- PROBLEM TO SOLVE -
Search the listing below for "grade". Copy each matching line.

- RECORD SET -

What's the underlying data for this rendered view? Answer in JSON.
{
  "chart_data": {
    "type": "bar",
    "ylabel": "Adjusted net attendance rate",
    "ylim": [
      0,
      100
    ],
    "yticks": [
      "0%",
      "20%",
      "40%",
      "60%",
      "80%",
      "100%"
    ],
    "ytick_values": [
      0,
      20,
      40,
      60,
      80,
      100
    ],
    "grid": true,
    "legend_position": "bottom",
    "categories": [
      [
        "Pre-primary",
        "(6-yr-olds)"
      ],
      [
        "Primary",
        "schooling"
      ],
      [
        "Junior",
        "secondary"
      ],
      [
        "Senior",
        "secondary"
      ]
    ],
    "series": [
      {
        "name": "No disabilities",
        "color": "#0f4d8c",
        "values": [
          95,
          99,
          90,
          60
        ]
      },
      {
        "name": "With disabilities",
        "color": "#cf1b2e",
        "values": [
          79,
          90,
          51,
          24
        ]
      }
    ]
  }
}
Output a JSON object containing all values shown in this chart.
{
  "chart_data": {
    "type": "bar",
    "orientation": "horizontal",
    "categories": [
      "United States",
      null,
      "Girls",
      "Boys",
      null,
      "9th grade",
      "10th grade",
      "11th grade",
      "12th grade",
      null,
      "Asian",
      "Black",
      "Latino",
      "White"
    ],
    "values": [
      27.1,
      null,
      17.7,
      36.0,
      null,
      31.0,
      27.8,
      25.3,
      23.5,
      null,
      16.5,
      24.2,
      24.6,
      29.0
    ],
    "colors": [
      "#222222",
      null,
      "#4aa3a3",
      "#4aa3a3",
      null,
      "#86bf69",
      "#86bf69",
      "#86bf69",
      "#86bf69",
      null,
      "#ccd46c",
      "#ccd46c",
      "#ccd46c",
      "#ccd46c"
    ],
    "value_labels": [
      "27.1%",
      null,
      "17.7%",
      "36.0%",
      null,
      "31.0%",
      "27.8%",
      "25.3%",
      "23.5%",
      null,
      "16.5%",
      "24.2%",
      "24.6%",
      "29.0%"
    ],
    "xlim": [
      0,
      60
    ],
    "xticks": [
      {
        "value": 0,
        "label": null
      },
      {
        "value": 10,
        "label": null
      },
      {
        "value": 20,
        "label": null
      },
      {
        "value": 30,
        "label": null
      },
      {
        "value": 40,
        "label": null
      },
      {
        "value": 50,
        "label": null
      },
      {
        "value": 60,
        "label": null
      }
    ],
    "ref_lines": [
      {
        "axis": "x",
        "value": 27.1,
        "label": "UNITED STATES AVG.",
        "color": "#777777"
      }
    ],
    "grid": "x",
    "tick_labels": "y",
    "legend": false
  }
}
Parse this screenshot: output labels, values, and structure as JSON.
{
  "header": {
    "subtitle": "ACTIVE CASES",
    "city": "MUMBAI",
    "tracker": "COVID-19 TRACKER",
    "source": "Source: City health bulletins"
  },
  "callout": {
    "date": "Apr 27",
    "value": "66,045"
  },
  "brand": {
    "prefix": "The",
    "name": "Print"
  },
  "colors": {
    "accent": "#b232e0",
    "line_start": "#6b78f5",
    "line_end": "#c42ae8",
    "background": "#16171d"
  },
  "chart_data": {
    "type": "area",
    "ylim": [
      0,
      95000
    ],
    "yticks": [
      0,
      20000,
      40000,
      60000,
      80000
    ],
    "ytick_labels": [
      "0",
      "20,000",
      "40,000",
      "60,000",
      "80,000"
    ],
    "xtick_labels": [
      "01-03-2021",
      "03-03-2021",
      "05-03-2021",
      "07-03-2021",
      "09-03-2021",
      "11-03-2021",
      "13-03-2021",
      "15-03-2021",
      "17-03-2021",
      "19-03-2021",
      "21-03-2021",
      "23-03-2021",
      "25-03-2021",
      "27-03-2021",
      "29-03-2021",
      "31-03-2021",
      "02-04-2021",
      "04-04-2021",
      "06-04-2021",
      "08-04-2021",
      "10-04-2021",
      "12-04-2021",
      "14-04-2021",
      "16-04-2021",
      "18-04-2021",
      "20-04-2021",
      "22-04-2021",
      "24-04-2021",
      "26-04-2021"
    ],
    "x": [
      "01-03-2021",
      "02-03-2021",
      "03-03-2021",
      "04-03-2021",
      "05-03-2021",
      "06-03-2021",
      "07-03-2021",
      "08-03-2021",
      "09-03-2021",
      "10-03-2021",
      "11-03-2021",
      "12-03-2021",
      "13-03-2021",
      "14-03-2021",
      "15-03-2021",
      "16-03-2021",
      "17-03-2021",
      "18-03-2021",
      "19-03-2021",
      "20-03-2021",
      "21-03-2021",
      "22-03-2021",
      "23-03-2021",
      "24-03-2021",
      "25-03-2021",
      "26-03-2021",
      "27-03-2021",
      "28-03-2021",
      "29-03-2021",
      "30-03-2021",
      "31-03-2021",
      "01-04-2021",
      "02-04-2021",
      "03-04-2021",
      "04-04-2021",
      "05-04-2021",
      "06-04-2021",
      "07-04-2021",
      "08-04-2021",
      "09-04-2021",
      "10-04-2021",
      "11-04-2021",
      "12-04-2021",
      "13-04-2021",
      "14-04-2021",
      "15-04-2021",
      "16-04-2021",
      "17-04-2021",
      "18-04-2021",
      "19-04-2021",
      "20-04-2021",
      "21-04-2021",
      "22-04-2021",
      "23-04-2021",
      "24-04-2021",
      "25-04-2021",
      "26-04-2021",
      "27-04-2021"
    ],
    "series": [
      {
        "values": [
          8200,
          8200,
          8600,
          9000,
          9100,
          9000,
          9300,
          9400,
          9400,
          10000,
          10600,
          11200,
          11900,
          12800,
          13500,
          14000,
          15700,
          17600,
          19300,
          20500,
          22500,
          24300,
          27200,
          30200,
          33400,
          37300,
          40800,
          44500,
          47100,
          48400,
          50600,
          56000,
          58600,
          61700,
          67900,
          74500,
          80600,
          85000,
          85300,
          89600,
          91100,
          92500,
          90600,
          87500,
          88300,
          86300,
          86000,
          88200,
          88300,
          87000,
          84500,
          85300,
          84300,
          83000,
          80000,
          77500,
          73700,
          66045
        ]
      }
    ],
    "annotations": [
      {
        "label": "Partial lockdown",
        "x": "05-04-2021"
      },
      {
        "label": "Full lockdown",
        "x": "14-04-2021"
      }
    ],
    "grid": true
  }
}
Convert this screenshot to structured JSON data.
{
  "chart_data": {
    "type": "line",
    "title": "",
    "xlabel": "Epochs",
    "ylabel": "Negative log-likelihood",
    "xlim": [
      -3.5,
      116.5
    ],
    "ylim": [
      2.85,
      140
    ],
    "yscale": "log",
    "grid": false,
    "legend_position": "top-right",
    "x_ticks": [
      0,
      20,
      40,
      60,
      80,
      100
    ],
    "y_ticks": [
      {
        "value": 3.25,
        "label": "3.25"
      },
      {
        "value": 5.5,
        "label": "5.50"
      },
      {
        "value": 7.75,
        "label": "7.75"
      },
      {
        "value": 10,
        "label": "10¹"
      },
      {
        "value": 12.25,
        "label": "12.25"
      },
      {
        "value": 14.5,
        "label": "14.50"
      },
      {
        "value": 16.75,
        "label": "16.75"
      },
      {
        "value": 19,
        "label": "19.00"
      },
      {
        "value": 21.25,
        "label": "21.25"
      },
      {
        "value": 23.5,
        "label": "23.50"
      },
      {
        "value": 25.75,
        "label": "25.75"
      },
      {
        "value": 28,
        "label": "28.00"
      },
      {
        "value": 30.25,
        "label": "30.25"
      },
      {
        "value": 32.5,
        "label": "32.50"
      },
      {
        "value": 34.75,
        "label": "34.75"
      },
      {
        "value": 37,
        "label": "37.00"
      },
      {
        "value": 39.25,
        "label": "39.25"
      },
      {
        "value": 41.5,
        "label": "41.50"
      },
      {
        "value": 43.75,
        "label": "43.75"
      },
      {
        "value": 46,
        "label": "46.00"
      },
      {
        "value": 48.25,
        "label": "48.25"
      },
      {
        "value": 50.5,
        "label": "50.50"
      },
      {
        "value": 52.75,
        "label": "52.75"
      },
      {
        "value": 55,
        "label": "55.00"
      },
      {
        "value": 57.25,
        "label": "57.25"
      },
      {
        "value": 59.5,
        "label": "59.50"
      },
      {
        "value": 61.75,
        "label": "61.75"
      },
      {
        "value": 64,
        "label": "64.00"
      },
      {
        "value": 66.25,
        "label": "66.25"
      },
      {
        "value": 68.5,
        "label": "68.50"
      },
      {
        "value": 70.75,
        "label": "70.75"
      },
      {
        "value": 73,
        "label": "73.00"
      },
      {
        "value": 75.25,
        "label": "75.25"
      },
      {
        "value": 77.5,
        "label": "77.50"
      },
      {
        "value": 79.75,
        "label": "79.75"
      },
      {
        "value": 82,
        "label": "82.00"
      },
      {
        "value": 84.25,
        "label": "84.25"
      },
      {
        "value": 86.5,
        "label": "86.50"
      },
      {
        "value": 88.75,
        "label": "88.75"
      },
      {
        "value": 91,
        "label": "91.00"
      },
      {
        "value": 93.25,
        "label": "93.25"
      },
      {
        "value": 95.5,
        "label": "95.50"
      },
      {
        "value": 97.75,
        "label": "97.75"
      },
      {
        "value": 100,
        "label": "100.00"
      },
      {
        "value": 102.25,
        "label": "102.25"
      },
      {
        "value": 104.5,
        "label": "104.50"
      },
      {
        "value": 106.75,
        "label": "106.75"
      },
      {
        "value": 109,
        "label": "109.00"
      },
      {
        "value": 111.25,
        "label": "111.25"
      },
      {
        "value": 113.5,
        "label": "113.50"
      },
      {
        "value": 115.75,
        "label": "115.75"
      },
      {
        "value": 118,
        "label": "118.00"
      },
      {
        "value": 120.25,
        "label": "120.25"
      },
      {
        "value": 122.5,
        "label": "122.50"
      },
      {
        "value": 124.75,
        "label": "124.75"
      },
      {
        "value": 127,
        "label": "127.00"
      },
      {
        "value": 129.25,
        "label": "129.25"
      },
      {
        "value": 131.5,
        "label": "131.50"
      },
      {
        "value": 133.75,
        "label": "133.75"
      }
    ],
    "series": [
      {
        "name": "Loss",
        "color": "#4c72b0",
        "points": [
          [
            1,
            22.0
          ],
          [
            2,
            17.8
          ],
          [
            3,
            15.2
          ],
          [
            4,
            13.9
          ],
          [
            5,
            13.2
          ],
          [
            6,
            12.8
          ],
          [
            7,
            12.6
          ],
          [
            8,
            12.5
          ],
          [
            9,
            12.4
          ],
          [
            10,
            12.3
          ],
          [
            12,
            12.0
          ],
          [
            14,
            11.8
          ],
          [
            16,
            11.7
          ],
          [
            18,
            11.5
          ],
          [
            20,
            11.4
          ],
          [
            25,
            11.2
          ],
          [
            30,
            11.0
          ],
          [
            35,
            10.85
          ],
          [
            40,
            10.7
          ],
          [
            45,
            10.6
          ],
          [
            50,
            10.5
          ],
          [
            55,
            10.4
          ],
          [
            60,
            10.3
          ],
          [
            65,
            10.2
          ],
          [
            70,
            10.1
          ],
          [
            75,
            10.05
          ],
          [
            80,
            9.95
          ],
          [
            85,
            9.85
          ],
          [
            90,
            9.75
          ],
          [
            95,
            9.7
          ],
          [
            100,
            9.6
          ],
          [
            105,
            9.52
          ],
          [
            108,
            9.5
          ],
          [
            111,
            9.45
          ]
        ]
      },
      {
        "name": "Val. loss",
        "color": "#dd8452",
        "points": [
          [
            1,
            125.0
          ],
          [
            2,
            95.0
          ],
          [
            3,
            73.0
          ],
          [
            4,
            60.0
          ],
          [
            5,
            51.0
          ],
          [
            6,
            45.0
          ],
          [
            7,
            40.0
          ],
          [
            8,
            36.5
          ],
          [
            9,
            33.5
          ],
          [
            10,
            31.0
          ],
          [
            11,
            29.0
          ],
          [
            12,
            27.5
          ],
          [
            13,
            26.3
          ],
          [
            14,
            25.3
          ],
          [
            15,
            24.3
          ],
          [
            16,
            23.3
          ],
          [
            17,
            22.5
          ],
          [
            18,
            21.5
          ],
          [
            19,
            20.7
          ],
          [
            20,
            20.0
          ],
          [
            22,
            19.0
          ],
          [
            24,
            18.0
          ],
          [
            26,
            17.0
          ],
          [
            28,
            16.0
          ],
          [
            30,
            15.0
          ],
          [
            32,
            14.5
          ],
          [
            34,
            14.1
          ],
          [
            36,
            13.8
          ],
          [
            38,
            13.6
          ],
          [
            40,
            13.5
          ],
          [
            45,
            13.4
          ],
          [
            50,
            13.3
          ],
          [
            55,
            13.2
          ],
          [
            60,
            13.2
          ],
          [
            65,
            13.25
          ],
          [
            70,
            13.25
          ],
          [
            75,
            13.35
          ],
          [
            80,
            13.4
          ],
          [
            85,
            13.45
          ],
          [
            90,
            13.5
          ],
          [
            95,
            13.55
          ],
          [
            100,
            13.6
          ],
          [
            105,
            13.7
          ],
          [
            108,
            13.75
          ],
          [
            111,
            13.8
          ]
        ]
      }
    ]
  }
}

- ANSWER FOR THIS EXERCISE -
      "9th grade",
      "10th grade",
      "11th grade",
      "12th grade",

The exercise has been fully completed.